▸ Exercise: Copy out the lines that include the word "éprouve".

▸ Material for this task:
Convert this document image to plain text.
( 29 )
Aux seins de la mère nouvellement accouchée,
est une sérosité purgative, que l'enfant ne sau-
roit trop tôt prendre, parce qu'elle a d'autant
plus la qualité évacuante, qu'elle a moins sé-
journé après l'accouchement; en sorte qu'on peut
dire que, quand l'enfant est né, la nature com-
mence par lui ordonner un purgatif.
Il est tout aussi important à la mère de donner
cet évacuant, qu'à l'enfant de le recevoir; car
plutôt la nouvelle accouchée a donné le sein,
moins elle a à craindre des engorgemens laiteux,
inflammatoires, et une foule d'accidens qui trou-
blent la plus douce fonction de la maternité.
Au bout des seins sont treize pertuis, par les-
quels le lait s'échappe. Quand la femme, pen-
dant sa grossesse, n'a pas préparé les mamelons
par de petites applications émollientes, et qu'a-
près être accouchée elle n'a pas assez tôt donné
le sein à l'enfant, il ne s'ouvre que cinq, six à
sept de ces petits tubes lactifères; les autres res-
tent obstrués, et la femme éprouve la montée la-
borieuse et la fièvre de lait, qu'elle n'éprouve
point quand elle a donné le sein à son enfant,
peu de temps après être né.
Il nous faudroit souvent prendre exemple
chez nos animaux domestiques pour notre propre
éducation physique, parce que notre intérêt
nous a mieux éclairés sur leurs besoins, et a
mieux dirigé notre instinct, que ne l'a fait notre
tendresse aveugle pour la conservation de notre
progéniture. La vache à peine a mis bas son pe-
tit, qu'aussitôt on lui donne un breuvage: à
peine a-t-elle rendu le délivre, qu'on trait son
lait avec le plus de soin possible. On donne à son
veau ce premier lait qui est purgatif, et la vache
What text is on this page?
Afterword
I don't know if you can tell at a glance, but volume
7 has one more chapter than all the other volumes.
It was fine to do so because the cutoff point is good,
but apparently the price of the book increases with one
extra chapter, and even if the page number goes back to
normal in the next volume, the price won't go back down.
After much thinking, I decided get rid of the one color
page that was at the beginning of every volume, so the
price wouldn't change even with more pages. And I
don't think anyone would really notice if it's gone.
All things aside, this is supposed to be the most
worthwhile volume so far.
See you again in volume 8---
* * *
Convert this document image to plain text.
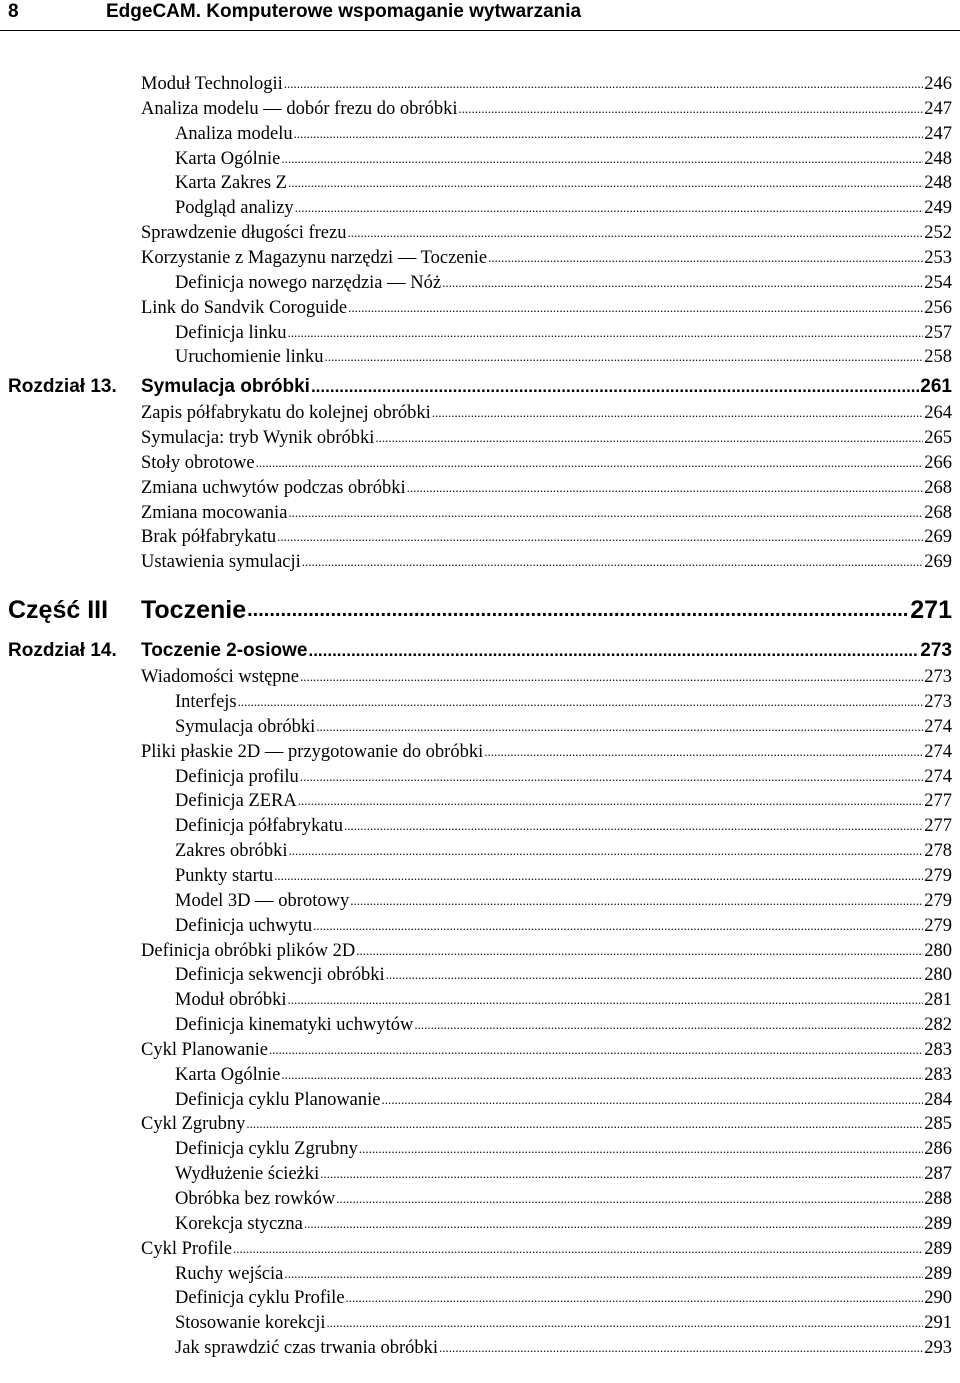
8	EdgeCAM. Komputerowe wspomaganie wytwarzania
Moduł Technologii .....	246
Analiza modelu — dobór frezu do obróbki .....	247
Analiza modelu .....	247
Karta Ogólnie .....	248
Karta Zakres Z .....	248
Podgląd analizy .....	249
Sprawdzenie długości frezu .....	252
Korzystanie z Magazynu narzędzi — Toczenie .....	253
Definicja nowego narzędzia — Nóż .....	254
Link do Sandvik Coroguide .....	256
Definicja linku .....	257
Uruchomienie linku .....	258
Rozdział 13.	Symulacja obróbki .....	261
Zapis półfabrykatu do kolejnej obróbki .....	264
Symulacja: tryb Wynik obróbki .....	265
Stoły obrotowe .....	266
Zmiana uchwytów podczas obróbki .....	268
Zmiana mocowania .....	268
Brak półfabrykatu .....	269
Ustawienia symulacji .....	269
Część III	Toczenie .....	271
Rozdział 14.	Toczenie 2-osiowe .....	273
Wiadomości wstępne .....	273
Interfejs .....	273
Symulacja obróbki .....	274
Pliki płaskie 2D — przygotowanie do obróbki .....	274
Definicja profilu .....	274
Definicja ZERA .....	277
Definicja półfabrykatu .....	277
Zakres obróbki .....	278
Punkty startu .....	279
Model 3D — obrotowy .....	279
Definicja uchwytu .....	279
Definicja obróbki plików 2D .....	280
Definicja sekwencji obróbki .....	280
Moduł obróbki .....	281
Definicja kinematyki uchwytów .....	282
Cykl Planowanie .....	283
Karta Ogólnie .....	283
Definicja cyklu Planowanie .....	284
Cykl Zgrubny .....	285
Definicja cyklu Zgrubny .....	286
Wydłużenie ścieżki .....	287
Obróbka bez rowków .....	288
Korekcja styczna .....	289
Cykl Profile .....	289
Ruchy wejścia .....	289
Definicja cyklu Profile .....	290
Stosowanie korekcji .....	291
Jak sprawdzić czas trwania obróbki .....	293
--
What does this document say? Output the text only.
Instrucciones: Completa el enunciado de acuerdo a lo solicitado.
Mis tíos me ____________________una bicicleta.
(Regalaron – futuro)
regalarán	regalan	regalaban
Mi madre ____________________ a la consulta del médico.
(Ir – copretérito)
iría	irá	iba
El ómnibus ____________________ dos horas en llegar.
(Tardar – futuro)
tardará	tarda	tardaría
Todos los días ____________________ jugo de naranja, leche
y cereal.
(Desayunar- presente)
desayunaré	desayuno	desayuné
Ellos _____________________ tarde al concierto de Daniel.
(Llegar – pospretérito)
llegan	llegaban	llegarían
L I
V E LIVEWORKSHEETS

▸ Expected output:
tent obstrués, et la femme éprouve la montée la-
borieuse et la fièvre de lait, qu'elle n'éprouve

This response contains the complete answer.